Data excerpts
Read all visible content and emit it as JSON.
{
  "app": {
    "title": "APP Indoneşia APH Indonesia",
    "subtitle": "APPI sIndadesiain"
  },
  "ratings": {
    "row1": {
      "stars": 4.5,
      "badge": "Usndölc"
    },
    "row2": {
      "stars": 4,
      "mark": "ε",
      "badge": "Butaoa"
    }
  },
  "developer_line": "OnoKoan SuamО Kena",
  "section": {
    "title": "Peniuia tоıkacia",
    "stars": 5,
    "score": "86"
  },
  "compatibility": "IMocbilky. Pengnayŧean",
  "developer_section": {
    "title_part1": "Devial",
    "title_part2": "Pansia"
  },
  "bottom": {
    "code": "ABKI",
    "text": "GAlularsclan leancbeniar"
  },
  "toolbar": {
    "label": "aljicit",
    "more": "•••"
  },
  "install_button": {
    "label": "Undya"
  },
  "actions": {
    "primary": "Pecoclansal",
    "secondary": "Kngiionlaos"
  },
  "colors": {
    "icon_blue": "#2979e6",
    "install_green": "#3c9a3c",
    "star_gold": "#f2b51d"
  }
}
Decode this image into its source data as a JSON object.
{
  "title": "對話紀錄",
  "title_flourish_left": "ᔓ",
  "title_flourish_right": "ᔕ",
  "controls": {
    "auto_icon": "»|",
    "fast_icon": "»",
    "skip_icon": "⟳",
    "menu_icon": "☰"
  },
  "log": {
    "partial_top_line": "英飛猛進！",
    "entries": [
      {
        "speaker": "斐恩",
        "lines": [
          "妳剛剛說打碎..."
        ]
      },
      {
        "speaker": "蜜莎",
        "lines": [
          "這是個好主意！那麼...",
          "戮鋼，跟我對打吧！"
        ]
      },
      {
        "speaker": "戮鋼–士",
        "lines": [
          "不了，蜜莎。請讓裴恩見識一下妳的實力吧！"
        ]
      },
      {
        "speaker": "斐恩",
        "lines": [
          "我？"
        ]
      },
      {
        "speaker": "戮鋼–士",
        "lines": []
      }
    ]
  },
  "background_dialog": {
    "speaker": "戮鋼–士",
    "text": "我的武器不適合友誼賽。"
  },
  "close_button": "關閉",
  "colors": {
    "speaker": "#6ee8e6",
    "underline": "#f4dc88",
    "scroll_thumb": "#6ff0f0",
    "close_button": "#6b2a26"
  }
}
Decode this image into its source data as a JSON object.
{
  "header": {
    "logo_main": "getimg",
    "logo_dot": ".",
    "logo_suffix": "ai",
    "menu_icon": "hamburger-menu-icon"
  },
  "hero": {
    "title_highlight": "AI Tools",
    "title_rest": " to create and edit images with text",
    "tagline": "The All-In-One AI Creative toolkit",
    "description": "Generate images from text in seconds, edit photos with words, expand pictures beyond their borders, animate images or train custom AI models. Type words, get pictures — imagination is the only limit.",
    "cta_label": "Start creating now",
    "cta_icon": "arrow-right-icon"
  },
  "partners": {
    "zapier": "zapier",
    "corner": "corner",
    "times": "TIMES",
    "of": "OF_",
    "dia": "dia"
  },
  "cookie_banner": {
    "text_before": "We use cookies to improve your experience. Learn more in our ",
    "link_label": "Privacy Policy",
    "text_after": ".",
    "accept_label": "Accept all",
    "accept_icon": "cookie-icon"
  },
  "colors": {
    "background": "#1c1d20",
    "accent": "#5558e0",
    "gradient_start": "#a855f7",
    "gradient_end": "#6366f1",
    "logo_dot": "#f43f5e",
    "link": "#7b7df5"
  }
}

§ **DIRECTION**: Type out all of the material again, word for word.

§ **SOLUTION FOR THIS PROBLEM**:
Read all visible content and emit it as JSON.
{
  "app": {
    "title": "APP Indoneşia APH Indonesia",
    "subtitle": "APPI sIndadesiain"
  },
  "ratings": {
    "row1": {
      "stars": 4.5,
      "badge": "Usndölc"
    },
    "row2": {
      "stars": 4,
      "mark": "ε",
      "badge": "Butaoa"
    }
  },
  "developer_line": "OnoKoan SuamО Kena",
  "section": {
    "title": "Peniuia tоıkacia",
    "stars": 5,
    "score": "86"
  },
  "compatibility": "IMocbilky. Pengnayŧean",
  "developer_section": {
    "title_part1": "Devial",
    "title_part2": "Pansia"
  },
  "bottom": {
    "code": "ABKI",
    "text": "GAlularsclan leancbeniar"
  },
  "toolbar": {
    "label": "aljicit",
    "more": "•••"
  },
  "install_button": {
    "label": "Undya"
  },
  "actions": {
    "primary": "Pecoclansal",
    "secondary": "Kngiionlaos"
  },
  "colors": {
    "icon_blue": "#2979e6",
    "install_green": "#3c9a3c",
    "star_gold": "#f2b51d"
  }
}
Decode this image into its source data as a JSON object.
{
  "title": "對話紀錄",
  "title_flourish_left": "ᔓ",
  "title_flourish_right": "ᔕ",
  "controls": {
    "auto_icon": "»|",
    "fast_icon": "»",
    "skip_icon": "⟳",
    "menu_icon": "☰"
  },
  "log": {
    "partial_top_line": "英飛猛進！",
    "entries": [
      {
        "speaker": "斐恩",
        "lines": [
          "妳剛剛說打碎..."
        ]
      },
      {
        "speaker": "蜜莎",
        "lines": [
          "這是個好主意！那麼...",
          "戮鋼，跟我對打吧！"
        ]
      },
      {
        "speaker": "戮鋼–士",
        "lines": [
          "不了，蜜莎。請讓裴恩見識一下妳的實力吧！"
        ]
      },
      {
        "speaker": "斐恩",
        "lines": [
          "我？"
        ]
      },
      {
        "speaker": "戮鋼–士",
        "lines": []
      }
    ]
  },
  "background_dialog": {
    "speaker": "戮鋼–士",
    "text": "我的武器不適合友誼賽。"
  },
  "close_button": "關閉",
  "colors": {
    "speaker": "#6ee8e6",
    "underline": "#f4dc88",
    "scroll_thumb": "#6ff0f0",
    "close_button": "#6b2a26"
  }
}
Decode this image into its source data as a JSON object.
{
  "header": {
    "logo_main": "getimg",
    "logo_dot": ".",
    "logo_suffix": "ai",
    "menu_icon": "hamburger-menu-icon"
  },
  "hero": {
    "title_highlight": "AI Tools",
    "title_rest": " to create and edit images with text",
    "tagline": "The All-In-One AI Creative toolkit",
    "description": "Generate images from text in seconds, edit photos with words, expand pictures beyond their borders, animate images or train custom AI models. Type words, get pictures — imagination is the only limit.",
    "cta_label": "Start creating now",
    "cta_icon": "arrow-right-icon"
  },
  "partners": {
    "zapier": "zapier",
    "corner": "corner",
    "times": "TIMES",
    "of": "OF_",
    "dia": "dia"
  },
  "cookie_banner": {
    "text_before": "We use cookies to improve your experience. Learn more in our ",
    "link_label": "Privacy Policy",
    "text_after": ".",
    "accept_label": "Accept all",
    "accept_icon": "cookie-icon"
  },
  "colors": {
    "background": "#1c1d20",
    "accent": "#5558e0",
    "gradient_start": "#a855f7",
    "gradient_end": "#6366f1",
    "logo_dot": "#f43f5e",
    "link": "#7b7df5"
  }
}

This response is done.